• **Work to complete**
Copy every line from the material below that holds "système".

• **Supplied material**
-=-=-=-=-

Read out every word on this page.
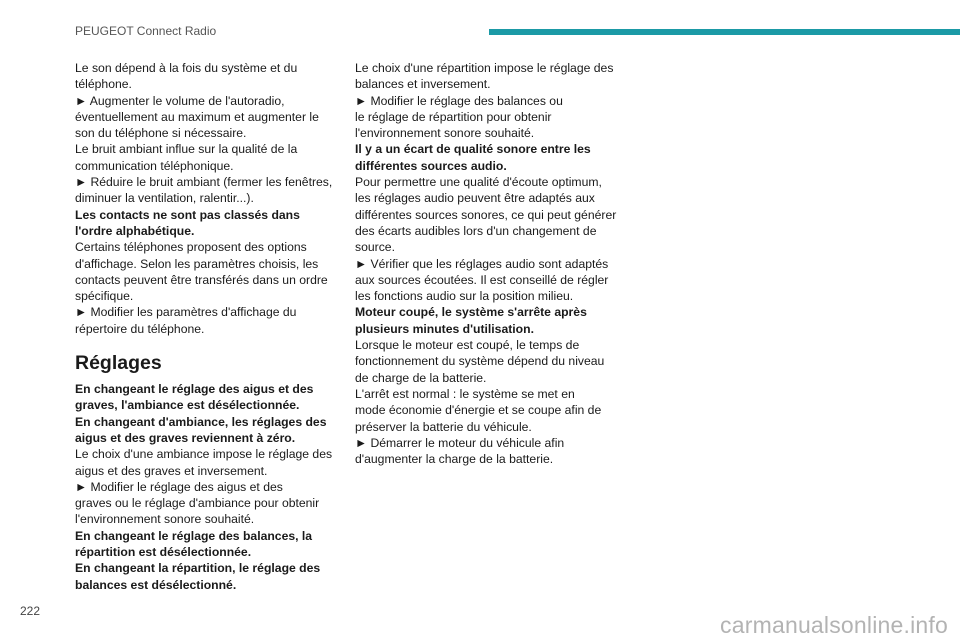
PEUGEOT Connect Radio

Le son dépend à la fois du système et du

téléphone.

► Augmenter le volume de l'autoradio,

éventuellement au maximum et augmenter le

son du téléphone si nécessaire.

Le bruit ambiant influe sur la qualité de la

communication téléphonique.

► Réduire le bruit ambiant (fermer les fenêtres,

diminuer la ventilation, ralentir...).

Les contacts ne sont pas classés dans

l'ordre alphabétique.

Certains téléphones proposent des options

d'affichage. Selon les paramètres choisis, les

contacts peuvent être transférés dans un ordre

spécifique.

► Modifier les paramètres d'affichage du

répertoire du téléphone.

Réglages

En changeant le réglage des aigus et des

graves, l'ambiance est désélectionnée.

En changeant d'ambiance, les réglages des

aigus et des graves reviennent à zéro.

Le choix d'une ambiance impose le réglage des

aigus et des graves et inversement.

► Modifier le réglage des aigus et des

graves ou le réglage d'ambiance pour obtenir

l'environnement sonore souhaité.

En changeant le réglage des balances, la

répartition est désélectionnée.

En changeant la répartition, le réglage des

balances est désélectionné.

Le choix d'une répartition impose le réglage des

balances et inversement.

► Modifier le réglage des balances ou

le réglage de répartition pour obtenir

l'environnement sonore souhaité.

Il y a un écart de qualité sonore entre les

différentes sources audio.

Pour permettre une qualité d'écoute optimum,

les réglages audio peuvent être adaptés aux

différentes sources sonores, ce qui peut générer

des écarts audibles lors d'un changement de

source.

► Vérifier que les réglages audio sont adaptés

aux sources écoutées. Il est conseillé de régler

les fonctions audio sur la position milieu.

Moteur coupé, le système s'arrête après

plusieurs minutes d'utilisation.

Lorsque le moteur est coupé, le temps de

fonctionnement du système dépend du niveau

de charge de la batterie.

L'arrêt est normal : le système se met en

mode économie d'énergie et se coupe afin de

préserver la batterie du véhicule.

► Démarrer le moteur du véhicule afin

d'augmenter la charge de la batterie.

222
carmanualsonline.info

-=-=-=-=-

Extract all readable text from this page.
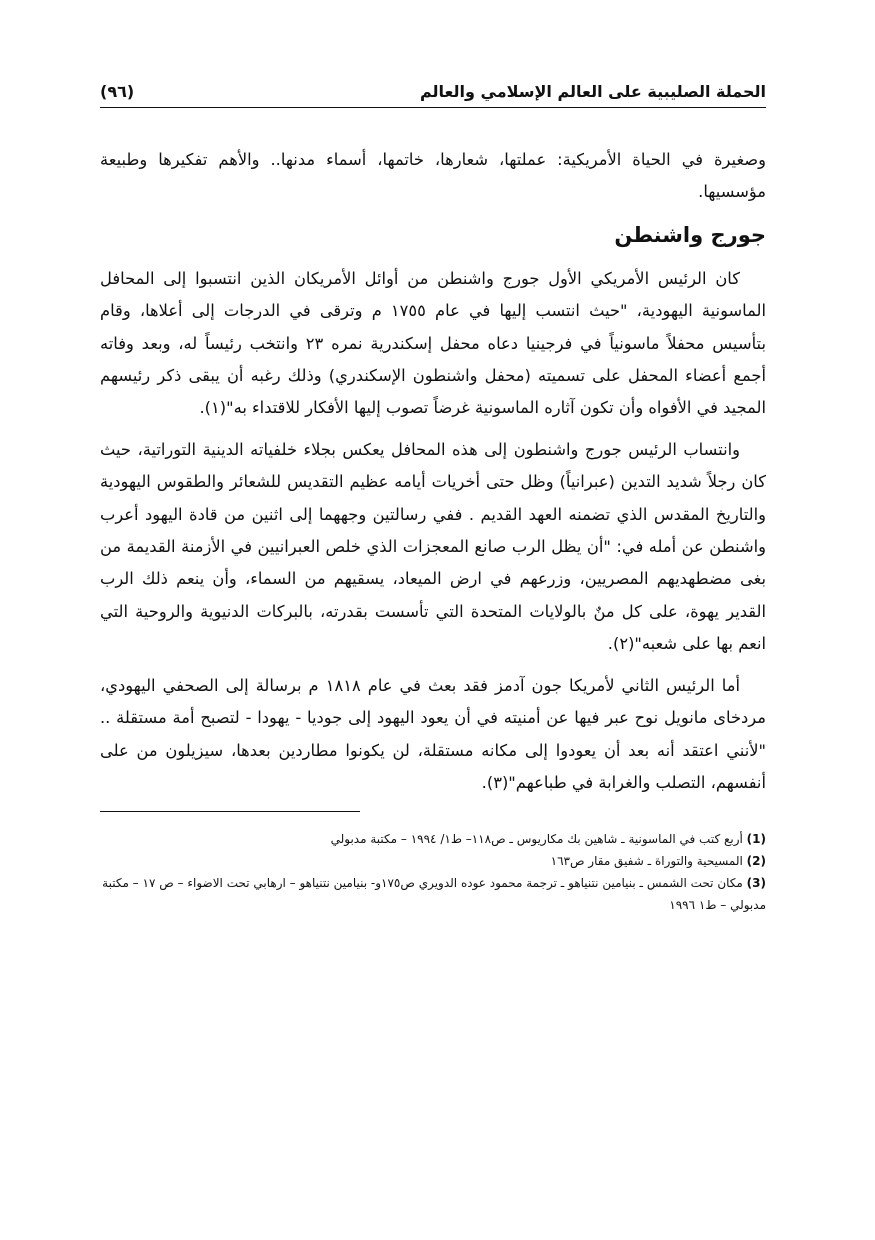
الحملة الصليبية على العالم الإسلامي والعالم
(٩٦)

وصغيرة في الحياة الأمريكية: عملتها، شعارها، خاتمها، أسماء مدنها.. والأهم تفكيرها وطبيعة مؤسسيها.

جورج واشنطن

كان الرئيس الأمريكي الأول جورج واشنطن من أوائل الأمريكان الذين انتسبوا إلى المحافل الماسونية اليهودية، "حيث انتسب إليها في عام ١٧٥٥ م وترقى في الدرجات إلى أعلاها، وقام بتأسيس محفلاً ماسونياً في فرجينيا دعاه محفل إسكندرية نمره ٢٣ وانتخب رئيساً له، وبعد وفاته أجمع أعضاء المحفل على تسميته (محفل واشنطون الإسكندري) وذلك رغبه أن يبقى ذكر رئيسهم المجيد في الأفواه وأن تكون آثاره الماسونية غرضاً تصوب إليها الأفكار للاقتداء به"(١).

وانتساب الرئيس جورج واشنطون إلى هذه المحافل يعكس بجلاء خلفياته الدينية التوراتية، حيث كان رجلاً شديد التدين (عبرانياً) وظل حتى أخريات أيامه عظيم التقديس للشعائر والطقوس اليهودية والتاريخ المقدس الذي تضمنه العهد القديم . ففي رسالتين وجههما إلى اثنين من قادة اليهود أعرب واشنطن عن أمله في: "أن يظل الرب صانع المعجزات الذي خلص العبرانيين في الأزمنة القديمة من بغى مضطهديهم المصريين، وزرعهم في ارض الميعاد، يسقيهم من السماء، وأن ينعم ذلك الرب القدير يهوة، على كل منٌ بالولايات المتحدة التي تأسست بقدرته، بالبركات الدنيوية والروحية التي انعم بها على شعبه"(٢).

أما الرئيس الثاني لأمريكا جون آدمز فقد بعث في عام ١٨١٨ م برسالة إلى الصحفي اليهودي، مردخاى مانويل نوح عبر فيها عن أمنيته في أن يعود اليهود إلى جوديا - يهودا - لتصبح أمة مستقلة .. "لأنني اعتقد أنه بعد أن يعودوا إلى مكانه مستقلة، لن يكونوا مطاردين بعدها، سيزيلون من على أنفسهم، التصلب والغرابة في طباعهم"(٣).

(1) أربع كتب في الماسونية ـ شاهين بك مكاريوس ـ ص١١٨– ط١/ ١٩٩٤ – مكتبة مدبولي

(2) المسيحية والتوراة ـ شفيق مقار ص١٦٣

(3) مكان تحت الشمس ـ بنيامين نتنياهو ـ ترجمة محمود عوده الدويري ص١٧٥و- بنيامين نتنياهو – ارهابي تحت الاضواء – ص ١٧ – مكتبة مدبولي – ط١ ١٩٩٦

-=-=-=-=-

• **Exercise result**
Le son dépend à la fois du système et du
Moteur coupé, le système s'arrête après
fonctionnement du système dépend du niveau
L'arrêt est normal : le système se met en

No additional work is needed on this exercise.